The nurse’s office in the school that my daughters attend called last week. My almost 8-year-old had a minor incident on the playground. During the course of the conversation, I was asked if I was my daughter’s grandmother. I stated I was her mother. At first I thought that it was because I had a bit of a croaky voice that day. Later on, I realized that they were probably looking at the records and saw my birthday. It didn’t upset me. It actually made me laugh because the truth is, I am an older mom.
Most of the children of women my age are either in college or have already moved into careers or family life. I realize that I am anywhere from 10 to 25 years older that most of the mothers I meet. I don’t hide my age, but I don’t offer it either. It doesn’t bother me, but it seems to be alarming to some. Some have stated that they consider it to be irresponsible. The advantages are that I am calmer and more financially stable than I was 20 years ago. My years of teaching has aided in helping my children with school and other problems. Academically I want them to do well, but I also want them to be emotionally happy.
I did everything late in life. I established my career late, met my husband late, got married later than most (we were constantly asked if it was our first marriage), waited 3 years, and then had children. I am not one of those women who waited because I wanted to do other things. I didn’t think about my biological clock. Due to good genetics, I conceived easily and didn’t need fertility treatments (another question I get asked often). My drum always had a different beat. Sometimes it even went haywire; sometimes it didn’t make a sound. I just let life happen.
I know that I will not live long enough to experience most of my daughters’ lives. My hope is to see them receive an education, and settle into a happy life. I purposely had 2 children so that they would have each other. The time I spend with them is precious. I hope the experiences my husband and I create with them makes them look back and remember all we did together. Maybe I will be lucky and live into my 90′s like both my grandmothers. These are the thoughts I had on Mother’s Day when cards, gifts, and breakfast were presented to me by two little girls who only see me as Mom.

——————————

* [Task item]: Reproduce the part of the essay on being an older mother starting with "The nurse’s office" and going on through "an older mom.". The listing that comes next has no connection to the essay on being an older mother.

——————————

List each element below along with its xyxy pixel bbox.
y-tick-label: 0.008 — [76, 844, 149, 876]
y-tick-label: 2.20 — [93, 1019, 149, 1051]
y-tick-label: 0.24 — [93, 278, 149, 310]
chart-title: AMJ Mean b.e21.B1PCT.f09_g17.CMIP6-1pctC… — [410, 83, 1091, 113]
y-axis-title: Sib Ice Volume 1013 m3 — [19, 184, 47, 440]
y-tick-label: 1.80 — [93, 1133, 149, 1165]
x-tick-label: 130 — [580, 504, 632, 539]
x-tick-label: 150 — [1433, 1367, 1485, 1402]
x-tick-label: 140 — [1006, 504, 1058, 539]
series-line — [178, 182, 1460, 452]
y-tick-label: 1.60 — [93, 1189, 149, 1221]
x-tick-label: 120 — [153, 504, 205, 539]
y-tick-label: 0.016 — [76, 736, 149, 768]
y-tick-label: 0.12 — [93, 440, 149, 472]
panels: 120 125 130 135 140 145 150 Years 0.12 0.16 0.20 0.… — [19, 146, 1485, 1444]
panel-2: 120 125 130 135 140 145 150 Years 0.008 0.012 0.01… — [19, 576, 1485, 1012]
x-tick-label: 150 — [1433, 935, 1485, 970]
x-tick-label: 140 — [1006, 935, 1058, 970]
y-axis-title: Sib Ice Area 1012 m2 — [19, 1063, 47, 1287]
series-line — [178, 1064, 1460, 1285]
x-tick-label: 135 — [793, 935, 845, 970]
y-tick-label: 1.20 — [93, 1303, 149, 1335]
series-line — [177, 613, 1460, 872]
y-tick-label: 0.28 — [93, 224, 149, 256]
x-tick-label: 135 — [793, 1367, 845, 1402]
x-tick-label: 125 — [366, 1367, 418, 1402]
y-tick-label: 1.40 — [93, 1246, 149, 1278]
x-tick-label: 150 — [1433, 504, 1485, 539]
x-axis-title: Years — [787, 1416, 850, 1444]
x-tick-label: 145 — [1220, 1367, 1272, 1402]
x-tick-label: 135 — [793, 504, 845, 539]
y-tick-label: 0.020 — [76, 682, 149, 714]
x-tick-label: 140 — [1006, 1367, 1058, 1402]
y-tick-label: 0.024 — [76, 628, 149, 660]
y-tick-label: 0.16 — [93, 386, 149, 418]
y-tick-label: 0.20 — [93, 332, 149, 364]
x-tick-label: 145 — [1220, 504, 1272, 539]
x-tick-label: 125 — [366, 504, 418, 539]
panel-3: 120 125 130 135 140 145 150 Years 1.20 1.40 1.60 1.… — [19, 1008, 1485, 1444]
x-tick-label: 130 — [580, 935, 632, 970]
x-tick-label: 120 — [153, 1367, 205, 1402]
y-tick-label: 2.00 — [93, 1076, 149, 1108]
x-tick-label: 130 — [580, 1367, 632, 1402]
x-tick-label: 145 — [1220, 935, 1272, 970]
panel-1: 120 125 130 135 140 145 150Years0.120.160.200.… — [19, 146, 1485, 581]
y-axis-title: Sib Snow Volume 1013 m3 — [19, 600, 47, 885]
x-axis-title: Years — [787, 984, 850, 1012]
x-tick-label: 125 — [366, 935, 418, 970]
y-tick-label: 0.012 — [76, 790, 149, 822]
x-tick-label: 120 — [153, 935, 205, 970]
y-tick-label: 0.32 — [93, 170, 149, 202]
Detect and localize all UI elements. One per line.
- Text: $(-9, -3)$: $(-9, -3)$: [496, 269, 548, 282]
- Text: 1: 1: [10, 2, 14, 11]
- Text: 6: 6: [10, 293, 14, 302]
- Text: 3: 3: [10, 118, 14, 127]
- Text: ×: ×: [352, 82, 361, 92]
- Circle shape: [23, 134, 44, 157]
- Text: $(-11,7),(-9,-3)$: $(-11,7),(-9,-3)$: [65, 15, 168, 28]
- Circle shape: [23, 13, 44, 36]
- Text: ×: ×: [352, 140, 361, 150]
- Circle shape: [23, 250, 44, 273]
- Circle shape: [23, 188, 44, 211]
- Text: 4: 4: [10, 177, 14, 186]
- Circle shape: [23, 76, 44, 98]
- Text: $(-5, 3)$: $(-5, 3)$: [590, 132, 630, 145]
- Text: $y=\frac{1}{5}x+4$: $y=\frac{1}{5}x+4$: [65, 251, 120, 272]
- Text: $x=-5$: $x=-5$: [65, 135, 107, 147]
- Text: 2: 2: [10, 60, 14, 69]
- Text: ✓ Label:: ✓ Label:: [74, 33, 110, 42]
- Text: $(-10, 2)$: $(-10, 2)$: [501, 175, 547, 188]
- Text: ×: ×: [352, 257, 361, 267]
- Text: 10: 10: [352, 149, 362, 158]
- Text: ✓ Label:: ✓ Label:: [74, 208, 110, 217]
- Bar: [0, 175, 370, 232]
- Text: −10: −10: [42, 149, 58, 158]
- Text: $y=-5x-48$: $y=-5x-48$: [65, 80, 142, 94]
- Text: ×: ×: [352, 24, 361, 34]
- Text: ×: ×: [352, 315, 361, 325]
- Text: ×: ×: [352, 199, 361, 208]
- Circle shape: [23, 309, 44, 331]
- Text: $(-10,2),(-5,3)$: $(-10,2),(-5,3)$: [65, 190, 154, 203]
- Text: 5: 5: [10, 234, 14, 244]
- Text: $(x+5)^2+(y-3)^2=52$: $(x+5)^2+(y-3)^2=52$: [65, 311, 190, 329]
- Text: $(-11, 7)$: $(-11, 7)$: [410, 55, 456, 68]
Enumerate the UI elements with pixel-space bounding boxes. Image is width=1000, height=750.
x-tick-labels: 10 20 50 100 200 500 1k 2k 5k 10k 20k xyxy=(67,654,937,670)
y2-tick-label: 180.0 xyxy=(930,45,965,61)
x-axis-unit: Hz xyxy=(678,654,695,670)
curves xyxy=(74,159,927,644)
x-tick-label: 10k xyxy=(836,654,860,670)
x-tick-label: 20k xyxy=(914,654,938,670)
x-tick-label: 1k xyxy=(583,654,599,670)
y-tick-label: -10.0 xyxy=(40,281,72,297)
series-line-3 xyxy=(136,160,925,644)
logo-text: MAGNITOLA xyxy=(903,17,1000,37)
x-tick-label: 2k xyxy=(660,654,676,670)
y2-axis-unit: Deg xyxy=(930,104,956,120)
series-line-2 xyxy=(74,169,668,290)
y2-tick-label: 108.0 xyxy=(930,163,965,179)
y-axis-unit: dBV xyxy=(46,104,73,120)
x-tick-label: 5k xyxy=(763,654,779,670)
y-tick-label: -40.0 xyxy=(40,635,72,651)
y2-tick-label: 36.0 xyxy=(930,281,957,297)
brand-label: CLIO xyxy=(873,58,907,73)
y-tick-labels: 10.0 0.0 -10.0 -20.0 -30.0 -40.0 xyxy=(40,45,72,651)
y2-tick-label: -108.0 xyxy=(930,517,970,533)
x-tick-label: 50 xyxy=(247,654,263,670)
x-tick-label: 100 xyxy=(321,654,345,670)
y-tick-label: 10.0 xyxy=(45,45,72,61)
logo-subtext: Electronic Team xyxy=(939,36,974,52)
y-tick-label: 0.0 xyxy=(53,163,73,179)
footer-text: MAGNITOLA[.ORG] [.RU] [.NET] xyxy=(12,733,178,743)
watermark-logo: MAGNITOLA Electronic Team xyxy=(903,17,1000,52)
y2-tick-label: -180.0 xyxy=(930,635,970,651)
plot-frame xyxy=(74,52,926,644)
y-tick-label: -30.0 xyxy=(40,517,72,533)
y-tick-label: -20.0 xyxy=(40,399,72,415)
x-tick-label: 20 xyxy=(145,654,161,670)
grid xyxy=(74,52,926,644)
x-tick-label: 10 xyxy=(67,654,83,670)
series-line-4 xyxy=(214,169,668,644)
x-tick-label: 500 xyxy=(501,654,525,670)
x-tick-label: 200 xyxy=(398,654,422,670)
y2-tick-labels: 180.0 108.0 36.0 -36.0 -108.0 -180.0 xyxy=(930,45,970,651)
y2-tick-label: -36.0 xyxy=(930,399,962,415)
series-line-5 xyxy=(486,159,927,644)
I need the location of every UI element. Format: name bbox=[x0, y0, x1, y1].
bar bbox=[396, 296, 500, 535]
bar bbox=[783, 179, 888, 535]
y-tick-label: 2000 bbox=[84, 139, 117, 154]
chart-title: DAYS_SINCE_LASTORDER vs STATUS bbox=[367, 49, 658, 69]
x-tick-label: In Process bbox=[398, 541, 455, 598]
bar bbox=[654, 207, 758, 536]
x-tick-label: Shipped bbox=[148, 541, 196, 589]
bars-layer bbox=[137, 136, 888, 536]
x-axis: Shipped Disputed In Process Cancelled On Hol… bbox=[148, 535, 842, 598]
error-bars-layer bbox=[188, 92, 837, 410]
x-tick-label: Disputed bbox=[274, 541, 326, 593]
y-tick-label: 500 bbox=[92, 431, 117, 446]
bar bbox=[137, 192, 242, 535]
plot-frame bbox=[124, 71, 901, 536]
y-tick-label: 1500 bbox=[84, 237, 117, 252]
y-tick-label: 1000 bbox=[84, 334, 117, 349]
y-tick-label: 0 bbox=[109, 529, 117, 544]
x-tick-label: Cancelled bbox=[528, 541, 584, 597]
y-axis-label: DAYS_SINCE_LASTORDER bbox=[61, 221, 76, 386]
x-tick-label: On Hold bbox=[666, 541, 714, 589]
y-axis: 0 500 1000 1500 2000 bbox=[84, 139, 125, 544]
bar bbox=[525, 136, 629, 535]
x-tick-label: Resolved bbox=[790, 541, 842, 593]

——————————

* [Answer to this task]:
The nurse’s office in the school that my daughters attend called last week. My almost 8-year-old had a minor incident on the playground. During the course of the conversation, I was asked if I was my daughter’s grandmother. I stated I was her mother. At first I thought that it was because I had a bit of a croaky voice that day. Later on, I realized that they were probably looking at the records and saw my birthday. It didn’t upset me. It actually made me laugh because the truth is, I am an older mom.